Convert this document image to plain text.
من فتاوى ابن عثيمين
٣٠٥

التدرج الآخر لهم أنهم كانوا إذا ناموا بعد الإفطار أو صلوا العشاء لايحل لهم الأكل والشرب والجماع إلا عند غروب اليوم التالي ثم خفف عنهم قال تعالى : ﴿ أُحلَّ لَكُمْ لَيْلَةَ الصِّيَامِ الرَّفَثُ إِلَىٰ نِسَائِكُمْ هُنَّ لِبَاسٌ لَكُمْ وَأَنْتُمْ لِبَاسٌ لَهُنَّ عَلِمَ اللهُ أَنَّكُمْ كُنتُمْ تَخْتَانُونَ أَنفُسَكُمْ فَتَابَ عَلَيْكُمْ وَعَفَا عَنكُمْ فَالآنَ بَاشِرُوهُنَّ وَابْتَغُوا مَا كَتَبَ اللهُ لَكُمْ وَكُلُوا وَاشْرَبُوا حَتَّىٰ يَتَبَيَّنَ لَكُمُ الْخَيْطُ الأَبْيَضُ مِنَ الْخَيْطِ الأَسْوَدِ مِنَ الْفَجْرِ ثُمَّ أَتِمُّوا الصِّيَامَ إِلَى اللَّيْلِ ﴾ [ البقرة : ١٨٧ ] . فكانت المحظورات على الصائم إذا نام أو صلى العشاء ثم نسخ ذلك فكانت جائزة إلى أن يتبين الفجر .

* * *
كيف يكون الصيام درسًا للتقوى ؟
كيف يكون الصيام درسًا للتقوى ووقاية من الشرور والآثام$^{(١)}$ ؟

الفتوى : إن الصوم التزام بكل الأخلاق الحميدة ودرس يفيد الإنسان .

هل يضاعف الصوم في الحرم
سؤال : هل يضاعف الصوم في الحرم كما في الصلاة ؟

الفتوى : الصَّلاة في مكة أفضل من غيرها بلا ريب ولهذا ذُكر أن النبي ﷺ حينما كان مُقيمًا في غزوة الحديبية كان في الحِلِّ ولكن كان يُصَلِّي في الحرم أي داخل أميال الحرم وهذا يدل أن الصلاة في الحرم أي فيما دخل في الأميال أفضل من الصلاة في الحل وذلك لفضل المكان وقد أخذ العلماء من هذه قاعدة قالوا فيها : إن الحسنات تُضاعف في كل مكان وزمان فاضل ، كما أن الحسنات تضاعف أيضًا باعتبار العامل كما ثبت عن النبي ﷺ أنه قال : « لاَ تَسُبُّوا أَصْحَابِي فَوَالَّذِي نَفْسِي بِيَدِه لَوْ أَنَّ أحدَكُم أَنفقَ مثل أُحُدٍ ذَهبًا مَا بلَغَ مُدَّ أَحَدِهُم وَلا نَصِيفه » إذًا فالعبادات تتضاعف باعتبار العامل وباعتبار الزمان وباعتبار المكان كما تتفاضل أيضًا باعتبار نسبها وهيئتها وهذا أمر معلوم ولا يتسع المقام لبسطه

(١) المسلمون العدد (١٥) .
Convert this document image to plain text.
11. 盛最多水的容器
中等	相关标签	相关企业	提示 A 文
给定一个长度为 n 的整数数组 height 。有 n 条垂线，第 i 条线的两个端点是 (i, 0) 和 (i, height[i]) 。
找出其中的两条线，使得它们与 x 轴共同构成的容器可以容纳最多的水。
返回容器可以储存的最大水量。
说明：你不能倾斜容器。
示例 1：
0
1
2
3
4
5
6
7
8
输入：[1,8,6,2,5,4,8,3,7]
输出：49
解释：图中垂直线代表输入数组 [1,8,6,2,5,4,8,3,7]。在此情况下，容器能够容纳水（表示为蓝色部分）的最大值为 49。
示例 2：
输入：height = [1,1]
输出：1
=-=-=
**TASK DETAILS:**
Say, as a single number and nothing more, how many lines of the entries contain the word "يضاعف".

**EXERCISE ANSWER:**
2